→ WHAT THIS TASK INVOLVES: Could you extract every entry below and reproduce it exactly?

:::::

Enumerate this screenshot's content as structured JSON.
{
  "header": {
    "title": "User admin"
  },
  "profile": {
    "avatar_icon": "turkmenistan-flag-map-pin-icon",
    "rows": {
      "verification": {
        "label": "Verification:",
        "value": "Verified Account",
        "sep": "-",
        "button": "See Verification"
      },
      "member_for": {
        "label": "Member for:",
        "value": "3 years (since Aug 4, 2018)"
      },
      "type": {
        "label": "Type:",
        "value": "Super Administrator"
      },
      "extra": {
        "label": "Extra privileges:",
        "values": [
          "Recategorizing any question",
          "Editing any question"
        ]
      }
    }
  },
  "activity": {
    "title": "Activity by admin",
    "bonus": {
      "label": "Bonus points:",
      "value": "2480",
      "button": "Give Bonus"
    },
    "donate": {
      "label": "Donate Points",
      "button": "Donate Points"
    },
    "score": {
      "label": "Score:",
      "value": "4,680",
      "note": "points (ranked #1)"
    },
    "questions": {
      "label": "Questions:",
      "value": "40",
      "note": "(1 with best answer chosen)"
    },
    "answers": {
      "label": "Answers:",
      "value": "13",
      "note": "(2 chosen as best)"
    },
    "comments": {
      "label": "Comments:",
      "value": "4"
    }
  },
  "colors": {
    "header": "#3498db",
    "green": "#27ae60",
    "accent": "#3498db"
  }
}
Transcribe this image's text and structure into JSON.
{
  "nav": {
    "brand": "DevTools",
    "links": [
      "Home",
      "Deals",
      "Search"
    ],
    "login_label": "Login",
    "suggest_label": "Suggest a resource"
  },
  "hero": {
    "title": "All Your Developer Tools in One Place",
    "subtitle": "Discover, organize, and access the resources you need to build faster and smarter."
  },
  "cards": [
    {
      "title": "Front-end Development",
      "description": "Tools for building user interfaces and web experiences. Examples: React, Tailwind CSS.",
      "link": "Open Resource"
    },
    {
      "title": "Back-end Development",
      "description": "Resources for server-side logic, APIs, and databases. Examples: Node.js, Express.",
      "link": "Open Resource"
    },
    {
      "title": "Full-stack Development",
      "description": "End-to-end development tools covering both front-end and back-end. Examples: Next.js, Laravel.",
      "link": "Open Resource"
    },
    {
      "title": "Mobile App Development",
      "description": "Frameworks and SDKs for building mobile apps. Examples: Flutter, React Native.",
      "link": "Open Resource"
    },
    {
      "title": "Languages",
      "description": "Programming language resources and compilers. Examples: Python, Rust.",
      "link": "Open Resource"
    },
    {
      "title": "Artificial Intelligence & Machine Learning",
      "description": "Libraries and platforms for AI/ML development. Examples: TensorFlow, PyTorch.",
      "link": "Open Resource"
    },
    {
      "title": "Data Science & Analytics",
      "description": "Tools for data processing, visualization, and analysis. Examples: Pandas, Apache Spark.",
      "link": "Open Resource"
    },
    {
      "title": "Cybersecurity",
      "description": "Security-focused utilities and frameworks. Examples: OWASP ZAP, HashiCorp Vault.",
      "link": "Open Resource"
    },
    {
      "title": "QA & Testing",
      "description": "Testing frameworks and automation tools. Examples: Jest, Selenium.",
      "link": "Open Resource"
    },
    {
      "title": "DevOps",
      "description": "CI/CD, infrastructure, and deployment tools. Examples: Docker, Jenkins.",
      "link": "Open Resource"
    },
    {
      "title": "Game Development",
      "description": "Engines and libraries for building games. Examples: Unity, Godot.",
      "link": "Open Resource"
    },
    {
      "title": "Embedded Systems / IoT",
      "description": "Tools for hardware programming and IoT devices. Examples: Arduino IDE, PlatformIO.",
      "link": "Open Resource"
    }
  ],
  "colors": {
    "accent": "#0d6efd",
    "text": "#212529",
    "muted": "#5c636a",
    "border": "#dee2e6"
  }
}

:::::

→ TASK OUTPUT:
Enumerate this screenshot's content as structured JSON.
{
  "header": {
    "title": "User admin"
  },
  "profile": {
    "avatar_icon": "turkmenistan-flag-map-pin-icon",
    "rows": {
      "verification": {
        "label": "Verification:",
        "value": "Verified Account",
        "sep": "-",
        "button": "See Verification"
      },
      "member_for": {
        "label": "Member for:",
        "value": "3 years (since Aug 4, 2018)"
      },
      "type": {
        "label": "Type:",
        "value": "Super Administrator"
      },
      "extra": {
        "label": "Extra privileges:",
        "values": [
          "Recategorizing any question",
          "Editing any question"
        ]
      }
    }
  },
  "activity": {
    "title": "Activity by admin",
    "bonus": {
      "label": "Bonus points:",
      "value": "2480",
      "button": "Give Bonus"
    },
    "donate": {
      "label": "Donate Points",
      "button": "Donate Points"
    },
    "score": {
      "label": "Score:",
      "value": "4,680",
      "note": "points (ranked #1)"
    },
    "questions": {
      "label": "Questions:",
      "value": "40",
      "note": "(1 with best answer chosen)"
    },
    "answers": {
      "label": "Answers:",
      "value": "13",
      "note": "(2 chosen as best)"
    },
    "comments": {
      "label": "Comments:",
      "value": "4"
    }
  },
  "colors": {
    "header": "#3498db",
    "green": "#27ae60",
    "accent": "#3498db"
  }
}
Transcribe this image's text and structure into JSON.
{
  "nav": {
    "brand": "DevTools",
    "links": [
      "Home",
      "Deals",
      "Search"
    ],
    "login_label": "Login",
    "suggest_label": "Suggest a resource"
  },
  "hero": {
    "title": "All Your Developer Tools in One Place",
    "subtitle": "Discover, organize, and access the resources you need to build faster and smarter."
  },
  "cards": [
    {
      "title": "Front-end Development",
      "description": "Tools for building user interfaces and web experiences. Examples: React, Tailwind CSS.",
      "link": "Open Resource"
    },
    {
      "title": "Back-end Development",
      "description": "Resources for server-side logic, APIs, and databases. Examples: Node.js, Express.",
      "link": "Open Resource"
    },
    {
      "title": "Full-stack Development",
      "description": "End-to-end development tools covering both front-end and back-end. Examples: Next.js, Laravel.",
      "link": "Open Resource"
    },
    {
      "title": "Mobile App Development",
      "description": "Frameworks and SDKs for building mobile apps. Examples: Flutter, React Native.",
      "link": "Open Resource"
    },
    {
      "title": "Languages",
      "description": "Programming language resources and compilers. Examples: Python, Rust.",
      "link": "Open Resource"
    },
    {
      "title": "Artificial Intelligence & Machine Learning",
      "description": "Libraries and platforms for AI/ML development. Examples: TensorFlow, PyTorch.",
      "link": "Open Resource"
    },
    {
      "title": "Data Science & Analytics",
      "description": "Tools for data processing, visualization, and analysis. Examples: Pandas, Apache Spark.",
      "link": "Open Resource"
    },
    {
      "title": "Cybersecurity",
      "description": "Security-focused utilities and frameworks. Examples: OWASP ZAP, HashiCorp Vault.",
      "link": "Open Resource"
    },
    {
      "title": "QA & Testing",
      "description": "Testing frameworks and automation tools. Examples: Jest, Selenium.",
      "link": "Open Resource"
    },
    {
      "title": "DevOps",
      "description": "CI/CD, infrastructure, and deployment tools. Examples: Docker, Jenkins.",
      "link": "Open Resource"
    },
    {
      "title": "Game Development",
      "description": "Engines and libraries for building games. Examples: Unity, Godot.",
      "link": "Open Resource"
    },
    {
      "title": "Embedded Systems / IoT",
      "description": "Tools for hardware programming and IoT devices. Examples: Arduino IDE, PlatformIO.",
      "link": "Open Resource"
    }
  ],
  "colors": {
    "accent": "#0d6efd",
    "text": "#212529",
    "muted": "#5c636a",
    "border": "#dee2e6"
  }
}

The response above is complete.